===== Records for this exercise =====

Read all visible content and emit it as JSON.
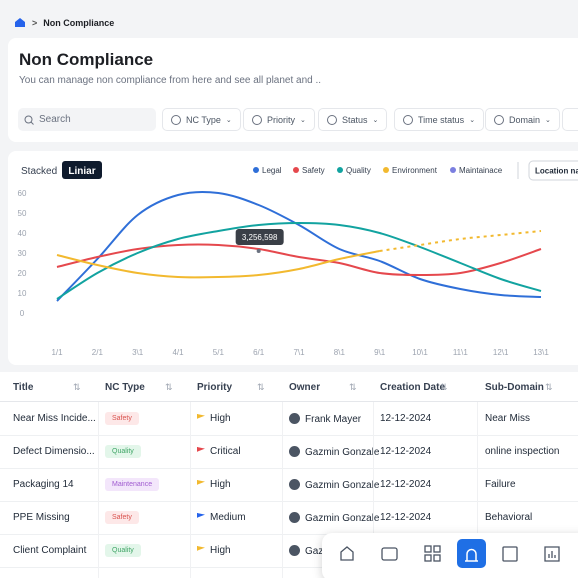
{
  "breadcrumb": {
    "current": "Non Compliance"
  },
  "header": {
    "title": "Non Compliance",
    "subtitle": "You can manage non compliance from here and see all planet and .."
  },
  "filters": {
    "search": "Search",
    "buttons": [
      "NC Type",
      "Priority",
      "Status",
      "Time status",
      "Domain"
    ]
  },
  "chart_data": {
    "type": "line",
    "modes": [
      "Stacked",
      "Liniar"
    ],
    "location": "Location na",
    "categories": [
      "1/1",
      "2/1",
      "3\\1",
      "4/1",
      "5/1",
      "6/1",
      "7\\1",
      "8\\1",
      "9\\1",
      "10\\1",
      "11\\1",
      "12\\1",
      "13\\1"
    ],
    "series": [
      {
        "name": "Legal",
        "color": "#2f6fd8",
        "values": [
          6,
          27,
          49,
          59,
          60,
          54,
          44,
          32,
          26,
          17,
          12,
          9,
          8
        ]
      },
      {
        "name": "Safety",
        "color": "#e5484d",
        "values": [
          23,
          28,
          32,
          34,
          34,
          32,
          28,
          25,
          20,
          19,
          20,
          25,
          32
        ]
      },
      {
        "name": "Quality",
        "color": "#12a3a0",
        "values": [
          7,
          20,
          30,
          37,
          41,
          44,
          45,
          44,
          40,
          33,
          25,
          17,
          11
        ]
      },
      {
        "name": "Environment",
        "color": "#f2b92f",
        "values": [
          29,
          24,
          20,
          18,
          18,
          19,
          22,
          27,
          31,
          34,
          37,
          39,
          41
        ],
        "dashed_after": 8
      },
      {
        "name": "Maintainace",
        "color": "#7b7fe0",
        "values": [
          null,
          null,
          null,
          null,
          null,
          null,
          null,
          null,
          null,
          null,
          null,
          null,
          null
        ]
      }
    ],
    "ylim": [
      0,
      60
    ],
    "yticks": [
      0,
      10,
      20,
      30,
      40,
      50,
      60
    ],
    "tooltip": {
      "label": "3,256,598",
      "category_index": 5,
      "value": 31
    }
  },
  "table": {
    "headers": [
      "Title",
      "NC Type",
      "Priority",
      "Owner",
      "Creation Date",
      "Sub-Domain"
    ],
    "rows": [
      [
        "Near Miss Incide...",
        "Safety",
        "High",
        "Frank Mayer",
        "12-12-2024",
        "Near Miss"
      ],
      [
        "Defect Dimensio...",
        "Quality",
        "Critical",
        "Gazmin Gonzale",
        "12-12-2024",
        "online inspection"
      ],
      [
        "Packaging 14",
        "Maintenance",
        "High",
        "Gazmin Gonzale",
        "12-12-2024",
        "Failure"
      ],
      [
        "PPE Missing",
        "Safety",
        "Medium",
        "Gazmin Gonzale",
        "12-12-2024",
        "Behavioral"
      ],
      [
        "Client Complaint",
        "Quality",
        "High",
        "Gaz"
      ]
    ]
  }
}
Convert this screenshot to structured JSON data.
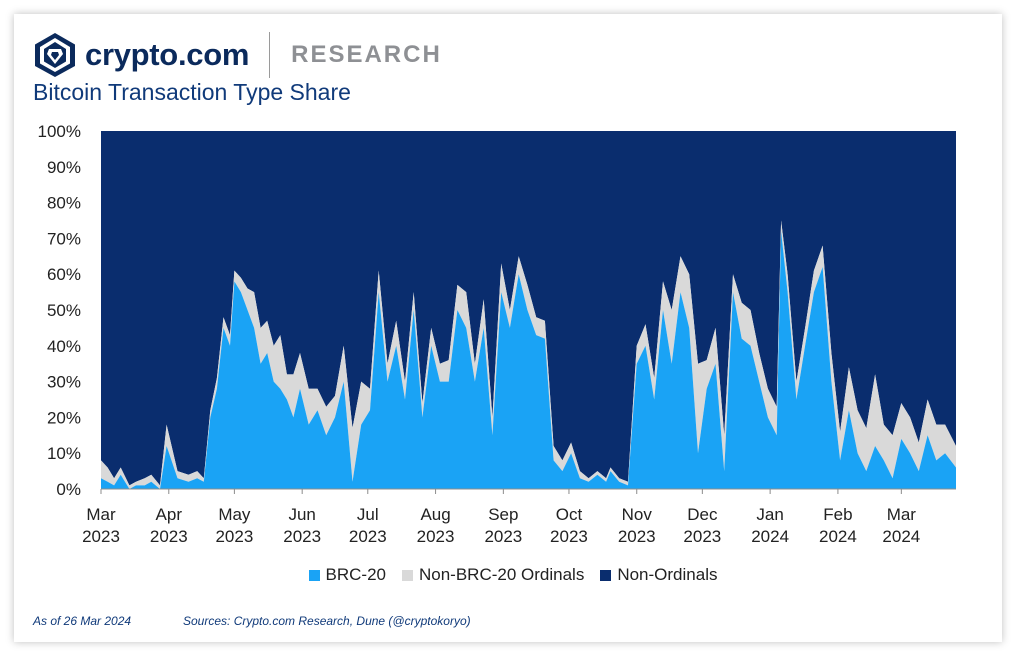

=====

#### Aim of the exercise:
Copy out every line where the word "color" occurs.

#### Output of the exercise:
        "color": "#2f6fd8",
        "color": "#e5484d",
        "color": "#12a3a0",
        "color": "#f2b92f",
        "color": "#7b7fe0",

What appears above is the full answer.